▸ **What this task involves**
Out of the lines below, please list those that hold the string "xlabel".

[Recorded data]
- - - - - - -
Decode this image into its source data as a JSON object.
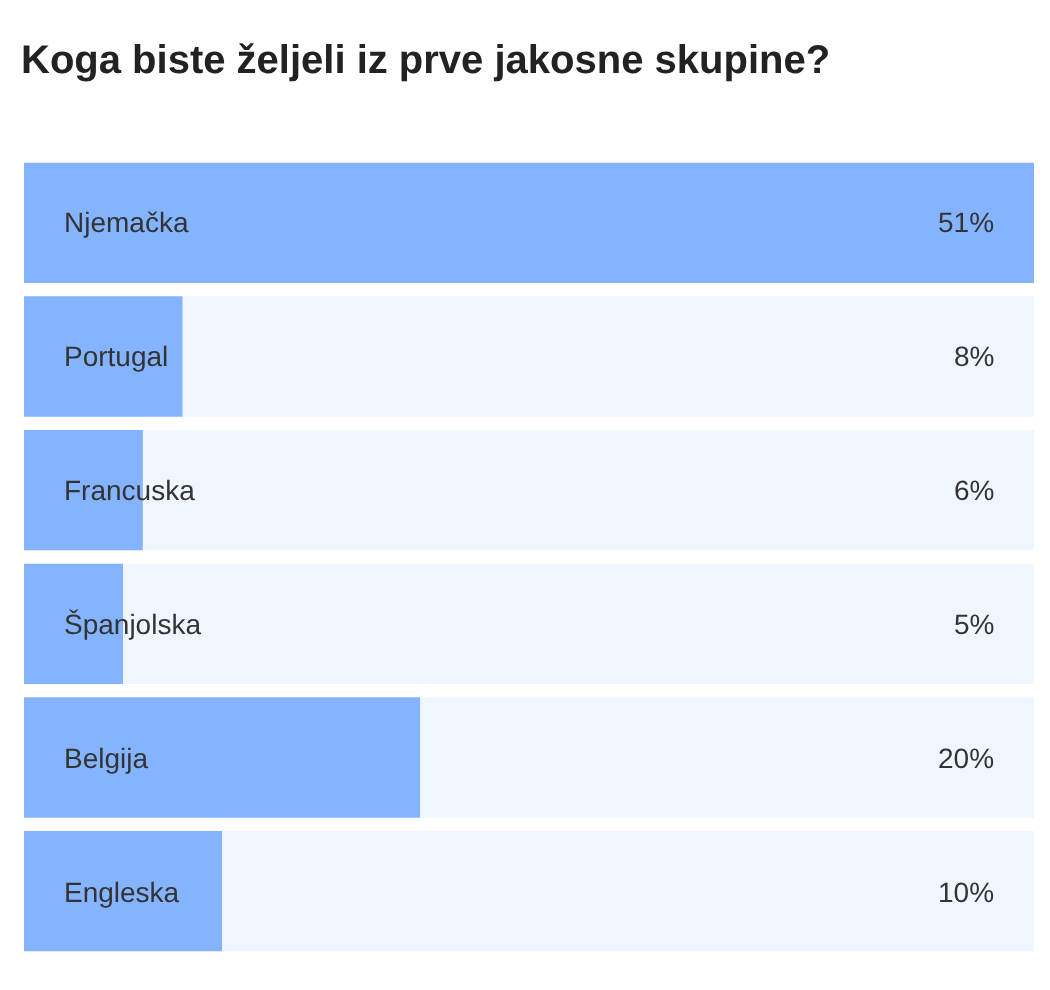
{
  "chart_data": {
    "type": "bar",
    "orientation": "horizontal",
    "title": "Koga biste željeli iz prve jakosne skupine?",
    "categories": [
      "Njemačka",
      "Portugal",
      "Francuska",
      "Španjolska",
      "Belgija",
      "Engleska"
    ],
    "values": [
      51,
      8,
      6,
      5,
      20,
      10
    ],
    "value_labels": [
      "51%",
      "8%",
      "6%",
      "5%",
      "20%",
      "10%"
    ],
    "color": "#84b4ff"
  }
}
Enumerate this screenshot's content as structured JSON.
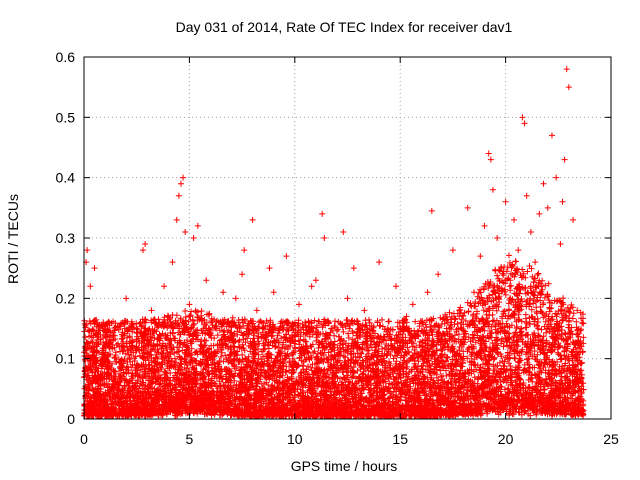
{
  "chart_data": {
    "type": "scatter",
    "title": "Day 031 of 2014, Rate Of TEC Index for receiver dav1",
    "xlabel": "GPS time / hours",
    "ylabel": "ROTI / TECUs",
    "xlim": [
      0,
      25
    ],
    "ylim": [
      0,
      0.6
    ],
    "x_ticks": [
      "0",
      "5",
      "10",
      "15",
      "20",
      "25"
    ],
    "y_ticks": [
      "0",
      "0.1",
      "0.2",
      "0.3",
      "0.4",
      "0.5",
      "0.6"
    ],
    "grid": true,
    "marker": "+",
    "color": "#ff0000",
    "series": [
      {
        "x": [
          0.1,
          0.15,
          0.2,
          0.3,
          0.5,
          0.6,
          0.8,
          1.0,
          1.2,
          1.5,
          1.8,
          2.0,
          2.3,
          2.5,
          2.8,
          2.9,
          3.0,
          3.2,
          3.4,
          3.6,
          3.8,
          4.0,
          4.2,
          4.4,
          4.5,
          4.6,
          4.7,
          4.8,
          5.0,
          5.2,
          5.4,
          5.6,
          5.8,
          6.0,
          6.3,
          6.6,
          6.9,
          7.2,
          7.5,
          7.6,
          7.8,
          8.0,
          8.2,
          8.5,
          8.8,
          9.0,
          9.3,
          9.6,
          9.9,
          10.2,
          10.5,
          10.8,
          11.0,
          11.3,
          11.4,
          11.6,
          12.0,
          12.3,
          12.5,
          12.8,
          13.0,
          13.3,
          13.6,
          14.0,
          14.4,
          14.8,
          15.0,
          15.3,
          15.6,
          16.0,
          16.3,
          16.5,
          16.8,
          17.2,
          17.5,
          17.8,
          18.2,
          18.5,
          18.8,
          19.0,
          19.2,
          19.3,
          19.4,
          19.6,
          19.8,
          20.0,
          20.2,
          20.4,
          20.6,
          20.8,
          20.9,
          21.0,
          21.2,
          21.4,
          21.6,
          21.8,
          22.0,
          22.2,
          22.4,
          22.6,
          22.7,
          22.8,
          22.9,
          23.0,
          23.2,
          23.4,
          23.6
        ],
        "y": [
          0.26,
          0.28,
          0.08,
          0.22,
          0.25,
          0.12,
          0.05,
          0.1,
          0.16,
          0.07,
          0.14,
          0.2,
          0.09,
          0.15,
          0.28,
          0.29,
          0.11,
          0.18,
          0.06,
          0.13,
          0.22,
          0.17,
          0.26,
          0.33,
          0.37,
          0.39,
          0.4,
          0.31,
          0.19,
          0.3,
          0.32,
          0.12,
          0.23,
          0.1,
          0.15,
          0.21,
          0.08,
          0.2,
          0.24,
          0.28,
          0.14,
          0.33,
          0.18,
          0.09,
          0.25,
          0.21,
          0.11,
          0.27,
          0.13,
          0.19,
          0.07,
          0.22,
          0.23,
          0.34,
          0.3,
          0.16,
          0.08,
          0.31,
          0.2,
          0.25,
          0.12,
          0.18,
          0.1,
          0.26,
          0.14,
          0.22,
          0.09,
          0.17,
          0.19,
          0.06,
          0.21,
          0.345,
          0.24,
          0.15,
          0.28,
          0.18,
          0.35,
          0.21,
          0.27,
          0.32,
          0.44,
          0.43,
          0.38,
          0.3,
          0.25,
          0.36,
          0.22,
          0.33,
          0.28,
          0.5,
          0.49,
          0.37,
          0.31,
          0.26,
          0.34,
          0.39,
          0.35,
          0.47,
          0.4,
          0.29,
          0.36,
          0.43,
          0.58,
          0.55,
          0.33,
          0.18,
          0.12
        ]
      }
    ]
  }
}
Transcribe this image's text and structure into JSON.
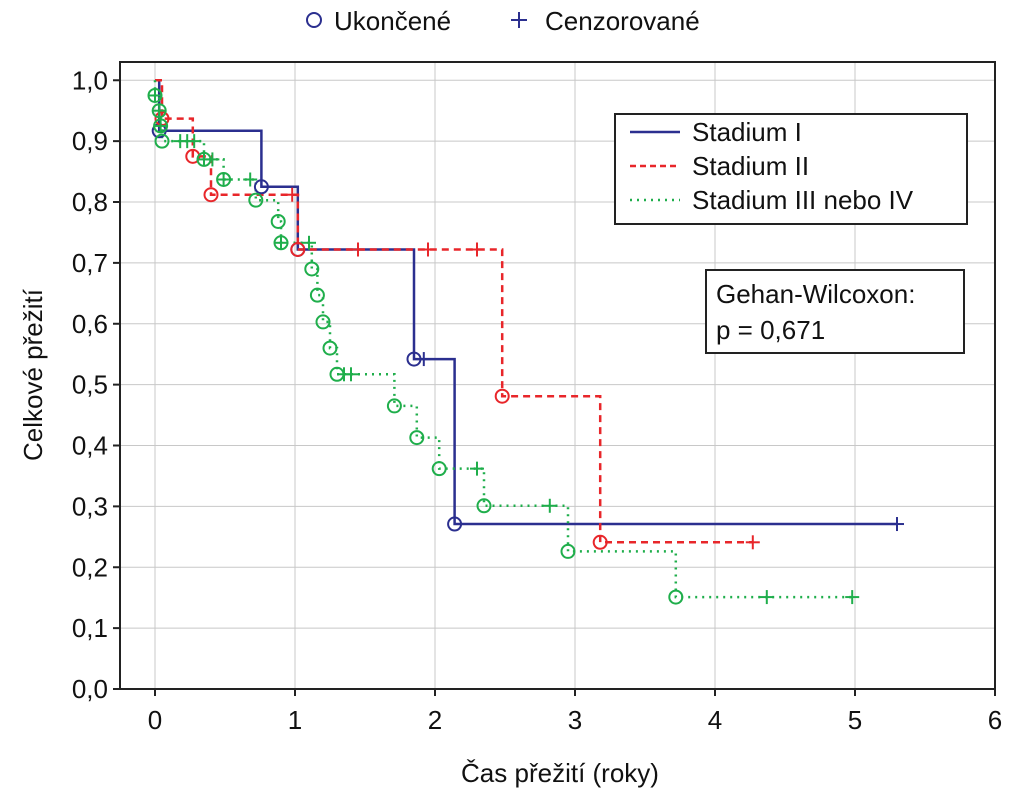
{
  "chart_data": {
    "type": "line",
    "subtype": "kaplan-meier",
    "top_legend": {
      "event_label": "Ukončené",
      "censored_label": "Cenzorované",
      "color": "#2b2f8f"
    },
    "xlabel": "Čas přežití (roky)",
    "ylabel": "Celkové přežití",
    "xlim": [
      -0.25,
      6
    ],
    "ylim": [
      0,
      1.03
    ],
    "xticks": [
      "0",
      "1",
      "2",
      "3",
      "4",
      "5",
      "6"
    ],
    "yticks": [
      "0,0",
      "0,1",
      "0,2",
      "0,3",
      "0,4",
      "0,5",
      "0,6",
      "0,7",
      "0,8",
      "0,9",
      "1,0"
    ],
    "grid": true,
    "legend_position": "top-right",
    "annotation": {
      "line1": "Gehan-Wilcoxon:",
      "line2": "p = 0,671"
    },
    "series": [
      {
        "name": "Stadium I",
        "color": "#2b2f8f",
        "style": "solid",
        "steps": [
          [
            0,
            1.0
          ],
          [
            0.03,
            0.917
          ],
          [
            0.76,
            0.825
          ],
          [
            1.02,
            0.722
          ],
          [
            1.85,
            0.542
          ],
          [
            2.14,
            0.271
          ],
          [
            5.3,
            0.271
          ]
        ],
        "events": [
          [
            0.03,
            0.917
          ],
          [
            0.76,
            0.825
          ],
          [
            1.02,
            0.722
          ],
          [
            1.85,
            0.542
          ],
          [
            2.14,
            0.271
          ]
        ],
        "censored": [
          [
            1.92,
            0.542
          ],
          [
            5.3,
            0.271
          ]
        ]
      },
      {
        "name": "Stadium II",
        "color": "#e8262a",
        "style": "dashed",
        "steps": [
          [
            0,
            1.0
          ],
          [
            0.05,
            0.937
          ],
          [
            0.27,
            0.875
          ],
          [
            0.4,
            0.812
          ],
          [
            1.02,
            0.722
          ],
          [
            2.48,
            0.481
          ],
          [
            3.18,
            0.241
          ],
          [
            4.27,
            0.241
          ]
        ],
        "events": [
          [
            0.05,
            0.937
          ],
          [
            0.27,
            0.875
          ],
          [
            0.4,
            0.812
          ],
          [
            1.02,
            0.722
          ],
          [
            2.48,
            0.481
          ],
          [
            3.18,
            0.241
          ]
        ],
        "censored": [
          [
            0.98,
            0.812
          ],
          [
            1.45,
            0.722
          ],
          [
            1.95,
            0.722
          ],
          [
            2.3,
            0.722
          ],
          [
            4.27,
            0.241
          ]
        ]
      },
      {
        "name": "Stadium III nebo IV",
        "color": "#1fae4b",
        "style": "dotted",
        "steps": [
          [
            0,
            1.0
          ],
          [
            0.0,
            0.975
          ],
          [
            0.03,
            0.95
          ],
          [
            0.04,
            0.925
          ],
          [
            0.05,
            0.9
          ],
          [
            0.35,
            0.87
          ],
          [
            0.49,
            0.837
          ],
          [
            0.72,
            0.803
          ],
          [
            0.88,
            0.768
          ],
          [
            0.9,
            0.733
          ],
          [
            1.12,
            0.69
          ],
          [
            1.16,
            0.647
          ],
          [
            1.2,
            0.603
          ],
          [
            1.25,
            0.56
          ],
          [
            1.3,
            0.517
          ],
          [
            1.71,
            0.465
          ],
          [
            1.87,
            0.413
          ],
          [
            2.03,
            0.362
          ],
          [
            2.35,
            0.301
          ],
          [
            2.95,
            0.226
          ],
          [
            3.72,
            0.151
          ],
          [
            4.98,
            0.151
          ]
        ],
        "events": [
          [
            0.0,
            0.975
          ],
          [
            0.03,
            0.95
          ],
          [
            0.04,
            0.925
          ],
          [
            0.05,
            0.9
          ],
          [
            0.35,
            0.87
          ],
          [
            0.49,
            0.837
          ],
          [
            0.72,
            0.803
          ],
          [
            0.88,
            0.768
          ],
          [
            0.9,
            0.733
          ],
          [
            1.12,
            0.69
          ],
          [
            1.16,
            0.647
          ],
          [
            1.2,
            0.603
          ],
          [
            1.25,
            0.56
          ],
          [
            1.3,
            0.517
          ],
          [
            1.71,
            0.465
          ],
          [
            1.87,
            0.413
          ],
          [
            2.03,
            0.362
          ],
          [
            2.35,
            0.301
          ],
          [
            2.95,
            0.226
          ],
          [
            3.72,
            0.151
          ]
        ],
        "censored": [
          [
            0.0,
            0.975
          ],
          [
            0.03,
            0.95
          ],
          [
            0.04,
            0.925
          ],
          [
            0.18,
            0.9
          ],
          [
            0.23,
            0.9
          ],
          [
            0.28,
            0.9
          ],
          [
            0.35,
            0.87
          ],
          [
            0.41,
            0.87
          ],
          [
            0.49,
            0.837
          ],
          [
            0.68,
            0.837
          ],
          [
            0.9,
            0.733
          ],
          [
            1.1,
            0.733
          ],
          [
            1.35,
            0.517
          ],
          [
            1.4,
            0.517
          ],
          [
            2.3,
            0.362
          ],
          [
            2.82,
            0.301
          ],
          [
            4.37,
            0.151
          ],
          [
            4.98,
            0.151
          ]
        ]
      }
    ]
  }
}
- - - - - - -
▸ **Output of the task**
    "xlabel": "GPS time / hours",
    "xlabel": "Čas přežití (roky)",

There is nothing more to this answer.